**Records from a collection of figures:**

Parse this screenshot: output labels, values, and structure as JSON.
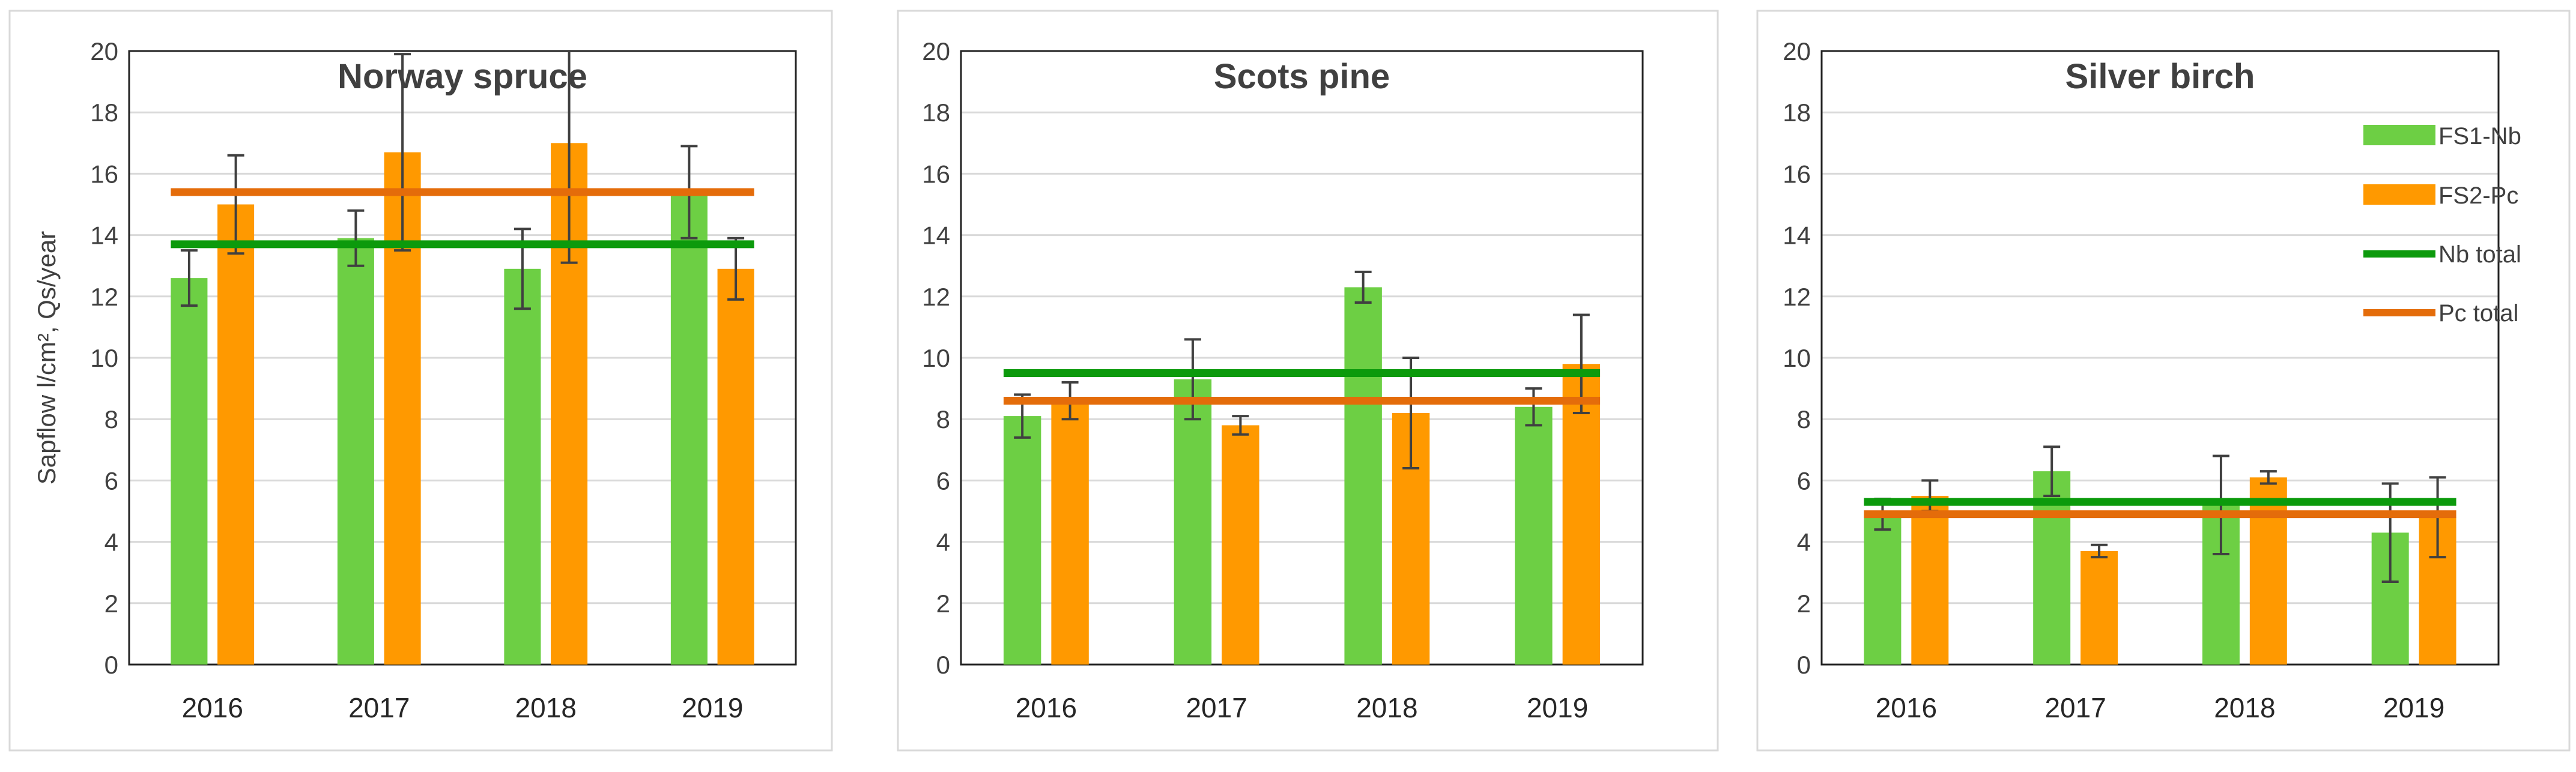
{
  "chart_data": [
    {
      "type": "bar",
      "title": "Norway spruce",
      "categories": [
        "2016",
        "2017",
        "2018",
        "2019"
      ],
      "ylim": [
        0,
        20
      ],
      "yticks": [
        0,
        2,
        4,
        6,
        8,
        10,
        12,
        14,
        16,
        18,
        20
      ],
      "ylabel": "Sapflow l/cm², Qs/year",
      "series": [
        {
          "name": "FS1-Nb",
          "color": "#6dcf44",
          "values": [
            12.6,
            13.9,
            12.9,
            15.4
          ],
          "errors": [
            0.9,
            0.9,
            1.3,
            1.5
          ]
        },
        {
          "name": "FS2-Pc",
          "color": "#ff9900",
          "values": [
            15.0,
            16.7,
            17.0,
            12.9
          ],
          "errors": [
            1.6,
            3.2,
            3.9,
            1.0
          ]
        }
      ],
      "lines": [
        {
          "name": "Nb total",
          "color": "#0c9a0c",
          "value": 13.7
        },
        {
          "name": "Pc total",
          "color": "#e46c0a",
          "value": 15.4
        }
      ],
      "show_ylabel": true,
      "show_legend": false
    },
    {
      "type": "bar",
      "title": "Scots pine",
      "categories": [
        "2016",
        "2017",
        "2018",
        "2019"
      ],
      "ylim": [
        0,
        20
      ],
      "yticks": [
        0,
        2,
        4,
        6,
        8,
        10,
        12,
        14,
        16,
        18,
        20
      ],
      "series": [
        {
          "name": "FS1-Nb",
          "color": "#6dcf44",
          "values": [
            8.1,
            9.3,
            12.3,
            8.4
          ],
          "errors": [
            0.7,
            1.3,
            0.5,
            0.6
          ]
        },
        {
          "name": "FS2-Pc",
          "color": "#ff9900",
          "values": [
            8.6,
            7.8,
            8.2,
            9.8
          ],
          "errors": [
            0.6,
            0.3,
            1.8,
            1.6
          ]
        }
      ],
      "lines": [
        {
          "name": "Nb total",
          "color": "#0c9a0c",
          "value": 9.5
        },
        {
          "name": "Pc total",
          "color": "#e46c0a",
          "value": 8.6
        }
      ],
      "show_ylabel": false,
      "show_legend": false
    },
    {
      "type": "bar",
      "title": "Silver birch",
      "categories": [
        "2016",
        "2017",
        "2018",
        "2019"
      ],
      "ylim": [
        0,
        20
      ],
      "yticks": [
        0,
        2,
        4,
        6,
        8,
        10,
        12,
        14,
        16,
        18,
        20
      ],
      "series": [
        {
          "name": "FS1-Nb",
          "color": "#6dcf44",
          "values": [
            4.9,
            6.3,
            5.2,
            4.3
          ],
          "errors": [
            0.5,
            0.8,
            1.6,
            1.6
          ]
        },
        {
          "name": "FS2-Pc",
          "color": "#ff9900",
          "values": [
            5.5,
            3.7,
            6.1,
            4.8
          ],
          "errors": [
            0.5,
            0.2,
            0.2,
            1.3
          ]
        }
      ],
      "lines": [
        {
          "name": "Nb total",
          "color": "#0c9a0c",
          "value": 5.3
        },
        {
          "name": "Pc total",
          "color": "#e46c0a",
          "value": 4.9
        }
      ],
      "show_ylabel": false,
      "show_legend": true,
      "legend": [
        "FS1-Nb",
        "FS2-Pc",
        "Nb total",
        "Pc total"
      ],
      "legend_position": "right"
    }
  ]
}
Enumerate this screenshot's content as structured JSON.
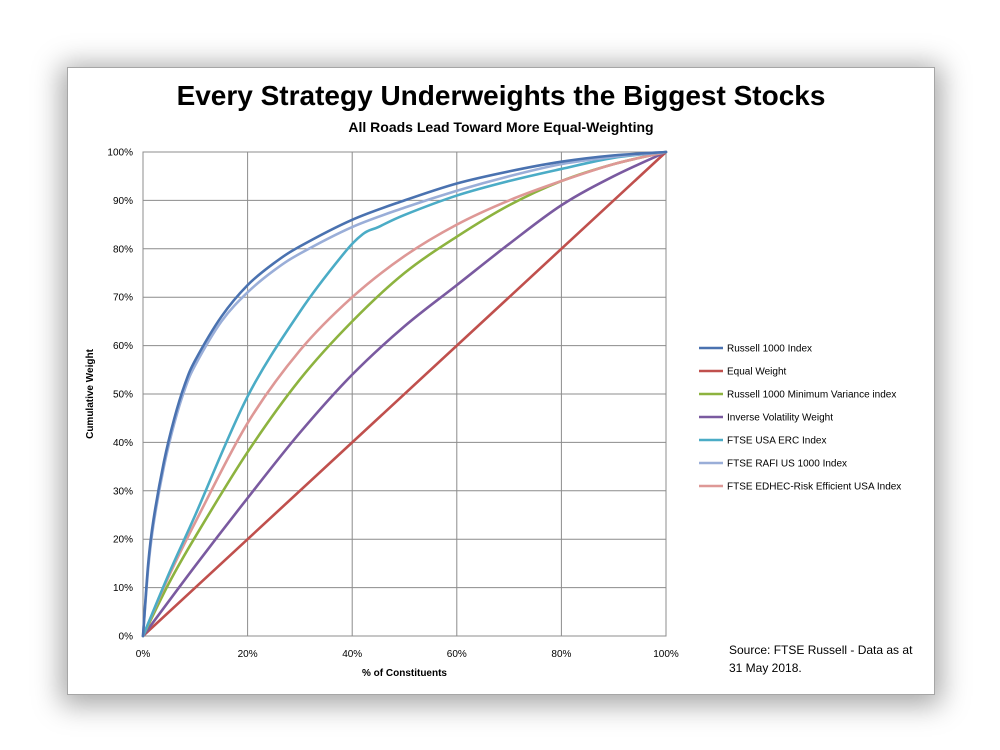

**INSTRUCTIONS FOR THE TASK:** Search the data for "this". Copy every matching line.

**FULL ANSWER:**
Parse this screenshot: output labels, values, and structure as JSON.
Enumerate this screenshot's content as structured JSON.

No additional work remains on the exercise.